## Prompt
List the lines of this listing that hold the word "success".

## Stored rows
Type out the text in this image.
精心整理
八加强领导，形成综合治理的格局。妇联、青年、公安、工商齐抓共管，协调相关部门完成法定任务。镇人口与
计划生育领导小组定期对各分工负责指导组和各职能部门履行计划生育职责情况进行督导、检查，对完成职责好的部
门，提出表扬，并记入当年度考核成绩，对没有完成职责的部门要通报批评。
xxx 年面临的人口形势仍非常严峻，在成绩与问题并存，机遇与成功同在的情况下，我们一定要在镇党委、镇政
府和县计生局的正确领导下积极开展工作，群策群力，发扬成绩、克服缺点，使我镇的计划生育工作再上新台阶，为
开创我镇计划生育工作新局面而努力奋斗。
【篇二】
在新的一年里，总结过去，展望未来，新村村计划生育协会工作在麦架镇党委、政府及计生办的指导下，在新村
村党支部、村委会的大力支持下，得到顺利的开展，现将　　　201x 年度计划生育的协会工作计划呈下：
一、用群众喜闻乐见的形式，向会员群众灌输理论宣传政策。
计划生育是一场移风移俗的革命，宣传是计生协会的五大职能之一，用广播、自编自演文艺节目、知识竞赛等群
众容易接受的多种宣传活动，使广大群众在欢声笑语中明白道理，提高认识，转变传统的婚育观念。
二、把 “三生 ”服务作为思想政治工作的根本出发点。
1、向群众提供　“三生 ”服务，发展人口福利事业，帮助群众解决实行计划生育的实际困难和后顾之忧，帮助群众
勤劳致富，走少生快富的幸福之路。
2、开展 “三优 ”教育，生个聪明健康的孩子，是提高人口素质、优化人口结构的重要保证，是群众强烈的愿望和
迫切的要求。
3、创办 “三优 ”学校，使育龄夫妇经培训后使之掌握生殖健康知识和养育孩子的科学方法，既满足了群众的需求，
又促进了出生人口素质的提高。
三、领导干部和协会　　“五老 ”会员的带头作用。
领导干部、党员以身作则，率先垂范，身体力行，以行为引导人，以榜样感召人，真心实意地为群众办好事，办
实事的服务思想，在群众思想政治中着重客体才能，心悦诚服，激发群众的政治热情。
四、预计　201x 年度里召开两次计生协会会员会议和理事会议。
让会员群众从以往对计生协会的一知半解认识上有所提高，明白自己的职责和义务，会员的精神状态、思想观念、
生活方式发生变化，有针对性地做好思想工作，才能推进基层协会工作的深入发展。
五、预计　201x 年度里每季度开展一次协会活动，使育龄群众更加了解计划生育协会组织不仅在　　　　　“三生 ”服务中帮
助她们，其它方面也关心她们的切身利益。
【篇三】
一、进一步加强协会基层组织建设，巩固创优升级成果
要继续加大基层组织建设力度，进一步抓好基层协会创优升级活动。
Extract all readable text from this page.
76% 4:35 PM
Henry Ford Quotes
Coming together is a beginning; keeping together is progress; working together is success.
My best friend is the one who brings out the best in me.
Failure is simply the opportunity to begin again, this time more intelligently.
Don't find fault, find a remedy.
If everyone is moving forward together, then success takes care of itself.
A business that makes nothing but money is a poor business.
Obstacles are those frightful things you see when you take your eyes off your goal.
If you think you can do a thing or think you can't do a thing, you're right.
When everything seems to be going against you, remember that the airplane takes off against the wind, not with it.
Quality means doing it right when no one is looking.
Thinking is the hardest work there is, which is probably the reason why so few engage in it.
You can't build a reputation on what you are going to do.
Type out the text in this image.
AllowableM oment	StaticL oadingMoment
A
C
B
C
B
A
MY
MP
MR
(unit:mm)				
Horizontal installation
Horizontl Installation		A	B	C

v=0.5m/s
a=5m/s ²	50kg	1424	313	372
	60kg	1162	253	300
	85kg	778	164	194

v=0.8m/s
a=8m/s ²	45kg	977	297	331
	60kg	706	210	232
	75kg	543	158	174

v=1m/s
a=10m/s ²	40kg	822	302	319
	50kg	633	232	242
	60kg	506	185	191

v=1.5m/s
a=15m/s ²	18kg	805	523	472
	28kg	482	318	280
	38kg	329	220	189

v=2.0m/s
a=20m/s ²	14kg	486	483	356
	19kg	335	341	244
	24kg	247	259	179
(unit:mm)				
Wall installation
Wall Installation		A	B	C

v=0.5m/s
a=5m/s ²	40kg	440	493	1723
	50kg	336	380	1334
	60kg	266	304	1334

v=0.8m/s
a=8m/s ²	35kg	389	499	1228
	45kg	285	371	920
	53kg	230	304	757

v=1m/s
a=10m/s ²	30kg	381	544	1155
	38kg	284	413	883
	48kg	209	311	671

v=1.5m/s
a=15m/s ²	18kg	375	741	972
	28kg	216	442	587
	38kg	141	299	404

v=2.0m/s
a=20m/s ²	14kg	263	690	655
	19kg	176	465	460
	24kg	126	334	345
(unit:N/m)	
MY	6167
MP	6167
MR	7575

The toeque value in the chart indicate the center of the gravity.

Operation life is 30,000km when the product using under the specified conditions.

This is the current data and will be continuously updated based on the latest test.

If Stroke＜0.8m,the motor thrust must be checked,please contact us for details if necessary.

## Completed exercise
Coming together is a beginning; keeping together is progress; working together is success.
If everyone is moving forward together, then success takes care of itself.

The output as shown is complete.